» **PROBLEM**: Copy out every line of the material below verbatim, but leave out the pictures.
___ RECORDS SHOWN
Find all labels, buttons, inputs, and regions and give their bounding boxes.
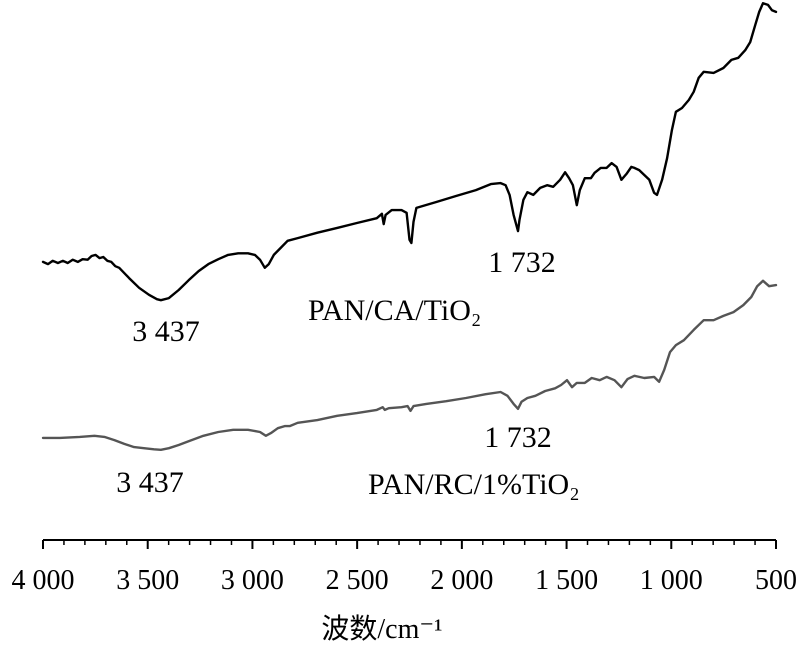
series-line-2	[41, 279, 778, 451]
series-layer	[41, 2, 778, 451]
peak-label-series-1-1732: 1 732	[488, 246, 556, 279]
series-label-1: PAN/CA/TiO₂	[308, 294, 481, 327]
peak-label-series-2-3437: 3 437	[116, 466, 184, 499]
peak-label-series-2-1732: 1 732	[484, 421, 552, 454]
series-label-2: PAN/RC/1%TiO₂	[368, 468, 580, 501]
x-tick-label-3000: 3 000	[221, 565, 284, 596]
x-tick-label-1500: 1 500	[535, 565, 598, 596]
series-line-1	[41, 2, 778, 302]
peak-label-series-1-3437: 3 437	[132, 315, 200, 348]
x-tick-label-2000: 2 000	[430, 565, 493, 596]
x-tick-label-2500: 2 500	[326, 565, 389, 596]
x-tick-label-500: 500	[755, 565, 797, 596]
x-tick-label-1000: 1 000	[640, 565, 703, 596]
x-axis-ticks: 4 000 3 500 3 000 2 500 2 000 1 500 1 000 500	[12, 540, 797, 596]
x-tick-label-4000: 4 000	[12, 565, 75, 596]
x-tick-label-3500: 3 500	[116, 565, 179, 596]
x-axis-label: 波数/cm⁻¹	[321, 613, 442, 645]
______
» **COMPLETED TASK**:
Find all labels, buttons, inputs, and regions and give their bounding boxes.
series-line-2	[41, 279, 778, 451]
series-layer	[41, 2, 778, 451]
peak-label-series-1-1732: 1 732	[488, 246, 556, 279]
series-label-1: PAN/CA/TiO₂	[308, 294, 481, 327]
peak-label-series-2-3437: 3 437	[116, 466, 184, 499]
peak-label-series-2-1732: 1 732	[484, 421, 552, 454]
series-label-2: PAN/RC/1%TiO₂	[368, 468, 580, 501]
x-tick-label-3000: 3 000	[221, 565, 284, 596]
x-tick-label-1500: 1 500	[535, 565, 598, 596]
series-line-1	[41, 2, 778, 302]
peak-label-series-1-3437: 3 437	[132, 315, 200, 348]
x-tick-label-2000: 2 000	[430, 565, 493, 596]
x-tick-label-2500: 2 500	[326, 565, 389, 596]
x-tick-label-500: 500	[755, 565, 797, 596]
x-tick-label-1000: 1 000	[640, 565, 703, 596]
x-axis-ticks: 4 000 3 500 3 000 2 500 2 000 1 500 1 000 500	[12, 540, 797, 596]
x-tick-label-4000: 4 000	[12, 565, 75, 596]
x-tick-label-3500: 3 500	[116, 565, 179, 596]
x-axis-label: 波数/cm⁻¹	[321, 613, 442, 645]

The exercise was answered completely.